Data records
[start]

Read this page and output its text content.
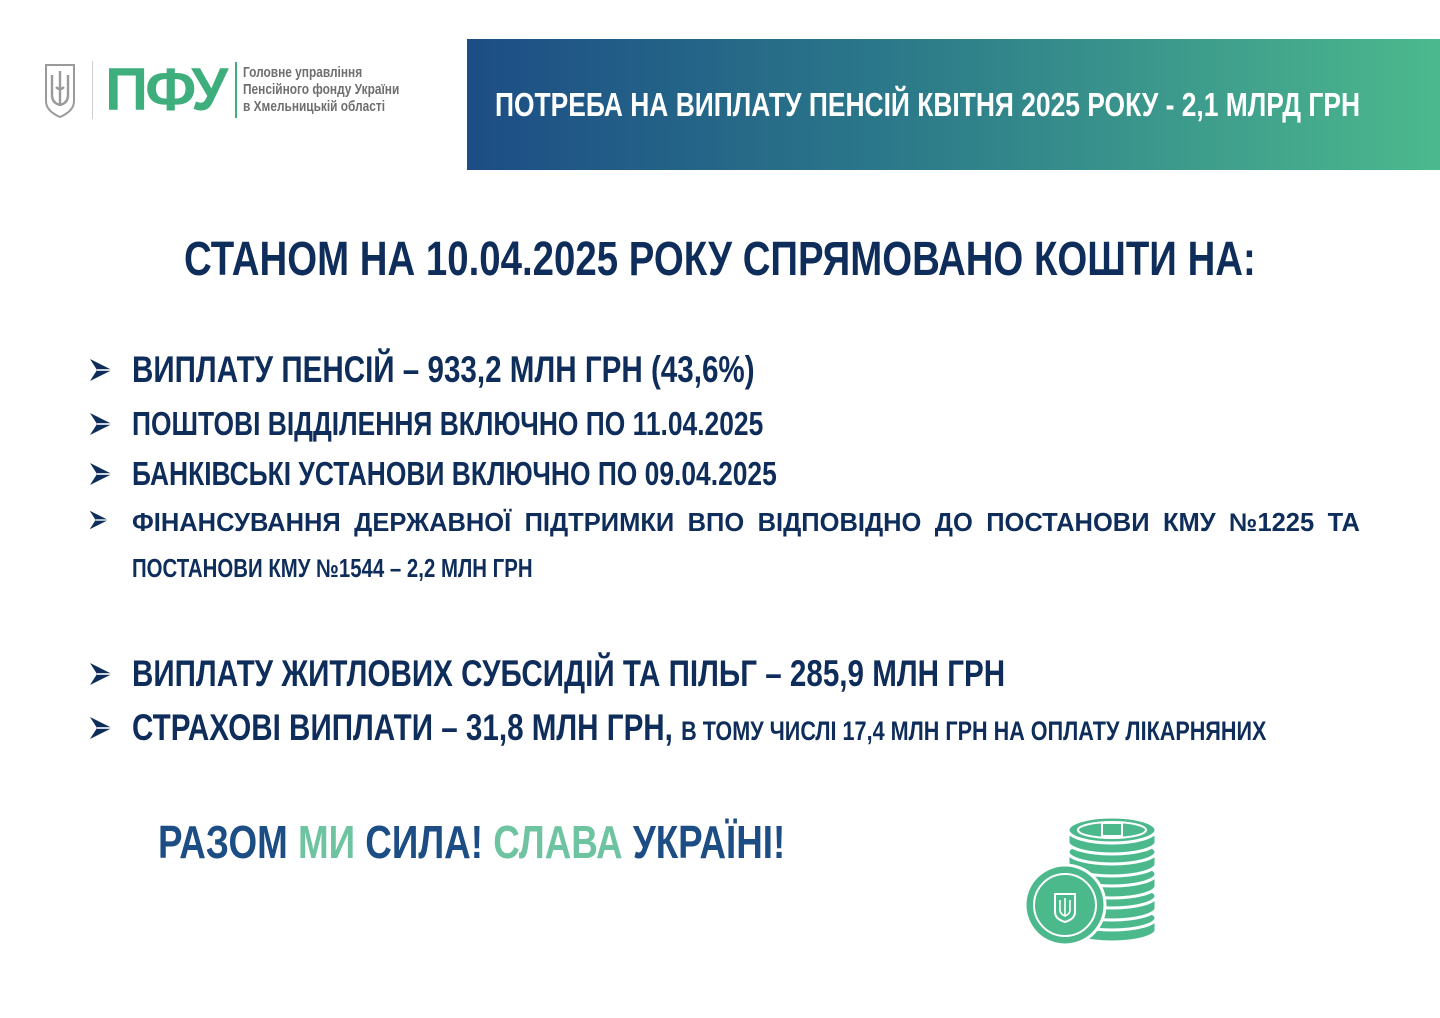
ПФУ Головне управління
Пенсійного фонду України
в Хмельницькій області	ПОТРЕБА НА ВИПЛАТУ ПЕНСІЙ КВІТНЯ 2025 РОКУ - 2,1 МЛРД ГРН
СТАНОМ НА 10.04.2025 РОКУ СПРЯМОВАНО КОШТИ НА:
ВИПЛАТУ ПЕНСІЙ – 933,2 МЛН ГРН (43,6%)
ПОШТОВІ ВІДДІЛЕННЯ ВКЛЮЧНО ПО 11.04.2025
БАНКІВСЬКІ УСТАНОВИ ВКЛЮЧНО ПО 09.04.2025
ФІНАНСУВАННЯ ДЕРЖАВНОЇ ПІДТРИМКИ ВПО ВІДПОВІДНО ДО ПОСТАНОВИ КМУ №1225 ТА
ПОСТАНОВИ КМУ №1544 – 2,2 МЛН ГРН
ВИПЛАТУ ЖИТЛОВИХ СУБСИДІЙ ТА ПІЛЬГ – 285,9 МЛН ГРН
СТРАХОВІ ВИПЛАТИ – 31,8 МЛН ГРН, В ТОМУ ЧИСЛІ 17,4 МЛН ГРН НА ОПЛАТУ ЛІКАРНЯНИХ
РАЗОМ МИ СИЛА! СЛАВА УКРАЇНІ!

[end]

REQUIREMENT:
In the entries above, find each line with the word "РОКУ" and show it.

RESPONSE BELOW:
в Хмельницькій області	ПОТРЕБА НА ВИПЛАТУ ПЕНСІЙ КВІТНЯ 2025 РОКУ - 2,1 МЛРД ГРН
СТАНОМ НА 10.04.2025 РОКУ СПРЯМОВАНО КОШТИ НА:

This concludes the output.